Figure record listings:
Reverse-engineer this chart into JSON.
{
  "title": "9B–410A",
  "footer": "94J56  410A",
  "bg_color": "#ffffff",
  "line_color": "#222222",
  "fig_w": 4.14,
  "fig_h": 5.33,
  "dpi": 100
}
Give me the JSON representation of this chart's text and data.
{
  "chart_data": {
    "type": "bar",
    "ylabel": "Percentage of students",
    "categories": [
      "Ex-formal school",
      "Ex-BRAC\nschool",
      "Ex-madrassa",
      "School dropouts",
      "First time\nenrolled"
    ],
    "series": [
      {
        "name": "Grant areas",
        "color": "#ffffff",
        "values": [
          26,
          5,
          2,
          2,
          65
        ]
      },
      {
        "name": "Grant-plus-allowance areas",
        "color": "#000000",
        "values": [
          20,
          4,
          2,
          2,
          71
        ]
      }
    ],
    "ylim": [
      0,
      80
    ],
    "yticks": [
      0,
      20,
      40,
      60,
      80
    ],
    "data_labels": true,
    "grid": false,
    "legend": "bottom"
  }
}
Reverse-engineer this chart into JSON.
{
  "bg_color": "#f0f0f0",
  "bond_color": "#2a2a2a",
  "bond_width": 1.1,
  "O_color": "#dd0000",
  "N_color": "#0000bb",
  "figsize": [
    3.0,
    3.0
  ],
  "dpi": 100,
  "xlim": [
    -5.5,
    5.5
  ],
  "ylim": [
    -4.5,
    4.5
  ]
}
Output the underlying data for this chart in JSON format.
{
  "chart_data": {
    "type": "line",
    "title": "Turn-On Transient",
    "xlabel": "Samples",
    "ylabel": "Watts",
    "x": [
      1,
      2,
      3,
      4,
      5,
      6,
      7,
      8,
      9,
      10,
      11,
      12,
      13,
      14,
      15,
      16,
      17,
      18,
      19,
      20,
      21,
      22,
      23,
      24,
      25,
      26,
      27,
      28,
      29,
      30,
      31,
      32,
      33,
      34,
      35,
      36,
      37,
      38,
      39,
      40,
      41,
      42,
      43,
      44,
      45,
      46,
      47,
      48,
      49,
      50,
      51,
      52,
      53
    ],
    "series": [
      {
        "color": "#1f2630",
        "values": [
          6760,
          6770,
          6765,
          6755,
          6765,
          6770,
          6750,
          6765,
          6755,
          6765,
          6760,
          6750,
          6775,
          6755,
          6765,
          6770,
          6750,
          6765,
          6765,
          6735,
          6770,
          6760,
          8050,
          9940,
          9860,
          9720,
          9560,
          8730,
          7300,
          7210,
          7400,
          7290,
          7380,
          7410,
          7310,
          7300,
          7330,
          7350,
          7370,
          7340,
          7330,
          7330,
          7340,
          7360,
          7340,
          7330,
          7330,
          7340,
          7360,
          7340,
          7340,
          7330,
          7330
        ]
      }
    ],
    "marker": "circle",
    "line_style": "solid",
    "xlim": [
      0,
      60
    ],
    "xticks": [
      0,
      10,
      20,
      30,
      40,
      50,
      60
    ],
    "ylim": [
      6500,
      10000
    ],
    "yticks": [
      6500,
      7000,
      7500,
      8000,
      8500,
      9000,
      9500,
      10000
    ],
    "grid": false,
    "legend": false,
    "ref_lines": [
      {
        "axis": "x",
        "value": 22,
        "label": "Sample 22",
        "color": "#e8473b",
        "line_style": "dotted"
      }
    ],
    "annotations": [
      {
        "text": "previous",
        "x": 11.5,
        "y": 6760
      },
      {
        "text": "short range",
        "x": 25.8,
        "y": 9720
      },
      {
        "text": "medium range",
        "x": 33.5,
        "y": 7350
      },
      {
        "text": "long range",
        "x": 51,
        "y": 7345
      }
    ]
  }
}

| GIVEN TASK |
Transcribe the full listing above without leaving anything out.

| SOLUTION TO THE EXERCISE |
Reverse-engineer this chart into JSON.
{
  "title": "9B–410A",
  "footer": "94J56  410A",
  "bg_color": "#ffffff",
  "line_color": "#222222",
  "fig_w": 4.14,
  "fig_h": 5.33,
  "dpi": 100
}
Give me the JSON representation of this chart's text and data.
{
  "chart_data": {
    "type": "bar",
    "ylabel": "Percentage of students",
    "categories": [
      "Ex-formal school",
      "Ex-BRAC\nschool",
      "Ex-madrassa",
      "School dropouts",
      "First time\nenrolled"
    ],
    "series": [
      {
        "name": "Grant areas",
        "color": "#ffffff",
        "values": [
          26,
          5,
          2,
          2,
          65
        ]
      },
      {
        "name": "Grant-plus-allowance areas",
        "color": "#000000",
        "values": [
          20,
          4,
          2,
          2,
          71
        ]
      }
    ],
    "ylim": [
      0,
      80
    ],
    "yticks": [
      0,
      20,
      40,
      60,
      80
    ],
    "data_labels": true,
    "grid": false,
    "legend": "bottom"
  }
}
Reverse-engineer this chart into JSON.
{
  "bg_color": "#f0f0f0",
  "bond_color": "#2a2a2a",
  "bond_width": 1.1,
  "O_color": "#dd0000",
  "N_color": "#0000bb",
  "figsize": [
    3.0,
    3.0
  ],
  "dpi": 100,
  "xlim": [
    -5.5,
    5.5
  ],
  "ylim": [
    -4.5,
    4.5
  ]
}
Output the underlying data for this chart in JSON format.
{
  "chart_data": {
    "type": "line",
    "title": "Turn-On Transient",
    "xlabel": "Samples",
    "ylabel": "Watts",
    "x": [
      1,
      2,
      3,
      4,
      5,
      6,
      7,
      8,
      9,
      10,
      11,
      12,
      13,
      14,
      15,
      16,
      17,
      18,
      19,
      20,
      21,
      22,
      23,
      24,
      25,
      26,
      27,
      28,
      29,
      30,
      31,
      32,
      33,
      34,
      35,
      36,
      37,
      38,
      39,
      40,
      41,
      42,
      43,
      44,
      45,
      46,
      47,
      48,
      49,
      50,
      51,
      52,
      53
    ],
    "series": [
      {
        "color": "#1f2630",
        "values": [
          6760,
          6770,
          6765,
          6755,
          6765,
          6770,
          6750,
          6765,
          6755,
          6765,
          6760,
          6750,
          6775,
          6755,
          6765,
          6770,
          6750,
          6765,
          6765,
          6735,
          6770,
          6760,
          8050,
          9940,
          9860,
          9720,
          9560,
          8730,
          7300,
          7210,
          7400,
          7290,
          7380,
          7410,
          7310,
          7300,
          7330,
          7350,
          7370,
          7340,
          7330,
          7330,
          7340,
          7360,
          7340,
          7330,
          7330,
          7340,
          7360,
          7340,
          7340,
          7330,
          7330
        ]
      }
    ],
    "marker": "circle",
    "line_style": "solid",
    "xlim": [
      0,
      60
    ],
    "xticks": [
      0,
      10,
      20,
      30,
      40,
      50,
      60
    ],
    "ylim": [
      6500,
      10000
    ],
    "yticks": [
      6500,
      7000,
      7500,
      8000,
      8500,
      9000,
      9500,
      10000
    ],
    "grid": false,
    "legend": false,
    "ref_lines": [
      {
        "axis": "x",
        "value": 22,
        "label": "Sample 22",
        "color": "#e8473b",
        "line_style": "dotted"
      }
    ],
    "annotations": [
      {
        "text": "previous",
        "x": 11.5,
        "y": 6760
      },
      {
        "text": "short range",
        "x": 25.8,
        "y": 9720
      },
      {
        "text": "medium range",
        "x": 33.5,
        "y": 7350
      },
      {
        "text": "long range",
        "x": 51,
        "y": 7345
      }
    ]
  }
}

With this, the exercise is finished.